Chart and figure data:
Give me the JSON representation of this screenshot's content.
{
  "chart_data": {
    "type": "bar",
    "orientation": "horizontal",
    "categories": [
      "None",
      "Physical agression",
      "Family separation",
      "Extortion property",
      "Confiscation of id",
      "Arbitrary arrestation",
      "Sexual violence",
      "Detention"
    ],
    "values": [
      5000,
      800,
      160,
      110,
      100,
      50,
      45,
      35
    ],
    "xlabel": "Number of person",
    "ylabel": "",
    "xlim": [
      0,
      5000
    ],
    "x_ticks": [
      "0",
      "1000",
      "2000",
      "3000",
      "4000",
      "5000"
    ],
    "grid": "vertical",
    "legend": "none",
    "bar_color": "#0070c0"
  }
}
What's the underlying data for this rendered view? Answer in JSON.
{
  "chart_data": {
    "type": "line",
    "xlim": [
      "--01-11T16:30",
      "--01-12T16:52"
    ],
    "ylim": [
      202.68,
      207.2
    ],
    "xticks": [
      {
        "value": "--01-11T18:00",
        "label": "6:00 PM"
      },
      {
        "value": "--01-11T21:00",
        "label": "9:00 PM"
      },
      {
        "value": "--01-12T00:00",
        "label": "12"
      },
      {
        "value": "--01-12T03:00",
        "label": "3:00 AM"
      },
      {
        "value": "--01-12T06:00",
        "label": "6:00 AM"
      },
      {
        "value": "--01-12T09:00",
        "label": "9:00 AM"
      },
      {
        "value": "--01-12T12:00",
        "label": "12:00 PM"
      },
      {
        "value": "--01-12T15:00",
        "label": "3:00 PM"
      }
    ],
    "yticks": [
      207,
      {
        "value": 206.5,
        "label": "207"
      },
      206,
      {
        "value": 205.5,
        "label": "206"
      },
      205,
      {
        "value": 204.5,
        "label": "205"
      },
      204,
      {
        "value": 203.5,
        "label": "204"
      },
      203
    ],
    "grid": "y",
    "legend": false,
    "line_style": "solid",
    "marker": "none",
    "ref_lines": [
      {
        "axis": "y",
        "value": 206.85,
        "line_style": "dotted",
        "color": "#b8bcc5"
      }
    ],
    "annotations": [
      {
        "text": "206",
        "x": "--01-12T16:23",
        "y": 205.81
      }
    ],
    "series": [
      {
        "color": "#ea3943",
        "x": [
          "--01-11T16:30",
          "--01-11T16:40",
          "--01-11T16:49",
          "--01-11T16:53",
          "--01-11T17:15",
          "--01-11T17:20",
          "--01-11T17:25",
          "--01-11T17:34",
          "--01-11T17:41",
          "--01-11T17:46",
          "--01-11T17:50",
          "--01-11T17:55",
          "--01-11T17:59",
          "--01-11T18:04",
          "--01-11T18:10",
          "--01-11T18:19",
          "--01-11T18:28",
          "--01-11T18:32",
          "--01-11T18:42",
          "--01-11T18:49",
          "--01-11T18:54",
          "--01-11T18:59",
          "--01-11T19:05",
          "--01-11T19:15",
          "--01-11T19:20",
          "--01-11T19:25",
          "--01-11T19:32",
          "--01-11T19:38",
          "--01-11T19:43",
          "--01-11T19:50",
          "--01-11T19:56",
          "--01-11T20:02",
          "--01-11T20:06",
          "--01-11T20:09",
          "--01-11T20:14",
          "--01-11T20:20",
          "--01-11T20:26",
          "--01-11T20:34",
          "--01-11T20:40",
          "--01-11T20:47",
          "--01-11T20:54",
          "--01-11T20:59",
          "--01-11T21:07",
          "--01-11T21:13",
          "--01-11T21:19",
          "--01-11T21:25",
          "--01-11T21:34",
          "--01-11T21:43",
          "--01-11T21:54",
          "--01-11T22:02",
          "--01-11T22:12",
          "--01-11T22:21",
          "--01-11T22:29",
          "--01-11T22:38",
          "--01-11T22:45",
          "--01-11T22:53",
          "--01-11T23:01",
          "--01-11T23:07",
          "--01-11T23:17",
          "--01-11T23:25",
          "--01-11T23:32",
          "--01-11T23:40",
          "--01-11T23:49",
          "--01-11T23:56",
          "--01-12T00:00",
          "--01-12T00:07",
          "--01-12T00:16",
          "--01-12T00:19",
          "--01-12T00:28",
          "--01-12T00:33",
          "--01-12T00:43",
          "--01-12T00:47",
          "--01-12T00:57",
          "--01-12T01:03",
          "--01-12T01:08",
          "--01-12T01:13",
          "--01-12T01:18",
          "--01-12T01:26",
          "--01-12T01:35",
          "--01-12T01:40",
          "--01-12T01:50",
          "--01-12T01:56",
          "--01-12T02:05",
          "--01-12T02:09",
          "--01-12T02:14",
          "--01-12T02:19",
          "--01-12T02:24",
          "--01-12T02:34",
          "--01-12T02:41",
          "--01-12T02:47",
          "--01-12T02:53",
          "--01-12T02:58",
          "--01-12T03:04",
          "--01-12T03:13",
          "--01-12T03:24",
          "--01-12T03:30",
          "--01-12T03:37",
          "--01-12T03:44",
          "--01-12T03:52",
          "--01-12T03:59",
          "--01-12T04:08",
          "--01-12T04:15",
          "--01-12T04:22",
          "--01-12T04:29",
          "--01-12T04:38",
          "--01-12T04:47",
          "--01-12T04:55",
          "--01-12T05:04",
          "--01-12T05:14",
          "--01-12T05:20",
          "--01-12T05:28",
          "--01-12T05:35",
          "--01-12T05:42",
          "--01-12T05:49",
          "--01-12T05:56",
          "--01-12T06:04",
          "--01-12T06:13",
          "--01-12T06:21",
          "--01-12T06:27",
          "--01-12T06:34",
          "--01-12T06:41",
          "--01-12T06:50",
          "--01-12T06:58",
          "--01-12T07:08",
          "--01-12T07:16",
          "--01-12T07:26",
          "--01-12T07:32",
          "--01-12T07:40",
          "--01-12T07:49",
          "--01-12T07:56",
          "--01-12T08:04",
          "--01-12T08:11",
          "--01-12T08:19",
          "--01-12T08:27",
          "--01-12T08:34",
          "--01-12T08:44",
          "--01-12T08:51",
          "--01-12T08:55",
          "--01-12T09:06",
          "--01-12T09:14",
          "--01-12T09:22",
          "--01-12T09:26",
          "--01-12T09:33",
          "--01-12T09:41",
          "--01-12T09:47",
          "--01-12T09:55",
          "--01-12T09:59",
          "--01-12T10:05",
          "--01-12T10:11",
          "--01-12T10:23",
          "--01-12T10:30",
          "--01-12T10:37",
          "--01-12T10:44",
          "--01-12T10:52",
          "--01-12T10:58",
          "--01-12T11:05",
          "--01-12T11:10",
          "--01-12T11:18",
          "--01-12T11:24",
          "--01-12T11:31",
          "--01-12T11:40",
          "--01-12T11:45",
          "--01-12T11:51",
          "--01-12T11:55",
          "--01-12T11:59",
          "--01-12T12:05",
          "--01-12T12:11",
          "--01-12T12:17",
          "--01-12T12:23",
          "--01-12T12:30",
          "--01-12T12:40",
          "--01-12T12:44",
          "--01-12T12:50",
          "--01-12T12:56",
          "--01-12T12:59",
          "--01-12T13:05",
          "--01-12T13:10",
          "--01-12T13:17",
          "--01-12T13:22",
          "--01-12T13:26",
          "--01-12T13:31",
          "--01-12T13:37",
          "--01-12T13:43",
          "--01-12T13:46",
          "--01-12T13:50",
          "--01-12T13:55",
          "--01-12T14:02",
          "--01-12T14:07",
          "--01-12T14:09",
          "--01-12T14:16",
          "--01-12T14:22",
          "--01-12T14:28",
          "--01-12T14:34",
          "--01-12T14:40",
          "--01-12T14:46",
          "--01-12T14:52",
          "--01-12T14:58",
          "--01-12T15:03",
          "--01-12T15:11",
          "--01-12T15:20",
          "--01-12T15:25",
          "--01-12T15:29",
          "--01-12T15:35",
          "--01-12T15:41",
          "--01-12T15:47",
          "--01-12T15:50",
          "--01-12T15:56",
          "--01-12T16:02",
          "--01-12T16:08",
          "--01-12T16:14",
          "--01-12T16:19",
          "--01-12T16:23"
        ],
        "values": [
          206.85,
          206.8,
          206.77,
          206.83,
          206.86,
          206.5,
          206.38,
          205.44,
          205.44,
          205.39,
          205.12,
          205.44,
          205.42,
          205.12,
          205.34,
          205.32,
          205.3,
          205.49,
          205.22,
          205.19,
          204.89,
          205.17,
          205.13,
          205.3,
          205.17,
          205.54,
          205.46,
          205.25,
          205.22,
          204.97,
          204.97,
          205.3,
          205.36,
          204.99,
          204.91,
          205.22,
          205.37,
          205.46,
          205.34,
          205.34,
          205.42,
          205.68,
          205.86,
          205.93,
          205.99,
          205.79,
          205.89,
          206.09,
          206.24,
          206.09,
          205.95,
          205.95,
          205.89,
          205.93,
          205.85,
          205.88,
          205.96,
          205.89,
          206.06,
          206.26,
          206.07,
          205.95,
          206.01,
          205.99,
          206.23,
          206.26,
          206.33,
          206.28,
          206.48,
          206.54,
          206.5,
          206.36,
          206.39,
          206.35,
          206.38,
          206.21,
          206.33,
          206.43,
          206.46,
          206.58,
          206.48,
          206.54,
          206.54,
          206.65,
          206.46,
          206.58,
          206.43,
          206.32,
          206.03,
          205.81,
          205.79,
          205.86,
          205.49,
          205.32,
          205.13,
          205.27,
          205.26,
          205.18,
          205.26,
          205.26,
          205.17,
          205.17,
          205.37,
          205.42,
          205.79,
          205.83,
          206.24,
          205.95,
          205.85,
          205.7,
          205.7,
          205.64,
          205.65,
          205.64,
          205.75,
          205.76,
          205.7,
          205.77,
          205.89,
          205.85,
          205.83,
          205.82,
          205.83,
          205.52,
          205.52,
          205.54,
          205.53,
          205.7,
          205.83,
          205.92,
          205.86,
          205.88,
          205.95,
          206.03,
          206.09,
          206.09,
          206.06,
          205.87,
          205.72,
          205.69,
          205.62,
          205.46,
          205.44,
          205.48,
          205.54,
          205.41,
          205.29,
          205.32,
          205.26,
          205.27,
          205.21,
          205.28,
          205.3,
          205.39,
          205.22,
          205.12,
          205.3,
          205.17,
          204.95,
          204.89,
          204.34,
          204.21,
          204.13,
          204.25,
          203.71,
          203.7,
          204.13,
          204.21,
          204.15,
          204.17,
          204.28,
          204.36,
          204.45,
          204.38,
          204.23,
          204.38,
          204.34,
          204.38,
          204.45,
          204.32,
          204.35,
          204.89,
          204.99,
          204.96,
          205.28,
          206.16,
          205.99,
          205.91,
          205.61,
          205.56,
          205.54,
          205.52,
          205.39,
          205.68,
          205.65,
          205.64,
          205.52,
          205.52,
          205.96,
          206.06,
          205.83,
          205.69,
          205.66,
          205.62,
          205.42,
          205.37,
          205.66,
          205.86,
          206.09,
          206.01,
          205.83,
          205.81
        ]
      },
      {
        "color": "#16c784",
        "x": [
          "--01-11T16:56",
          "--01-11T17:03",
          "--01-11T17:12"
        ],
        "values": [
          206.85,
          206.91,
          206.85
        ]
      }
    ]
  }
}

Description of the task:
Which lines contain the word "JSON"? Copy each one.

Problem solution:
Give me the JSON representation of this screenshot's content.
What's the underlying data for this rendered view? Answer in JSON.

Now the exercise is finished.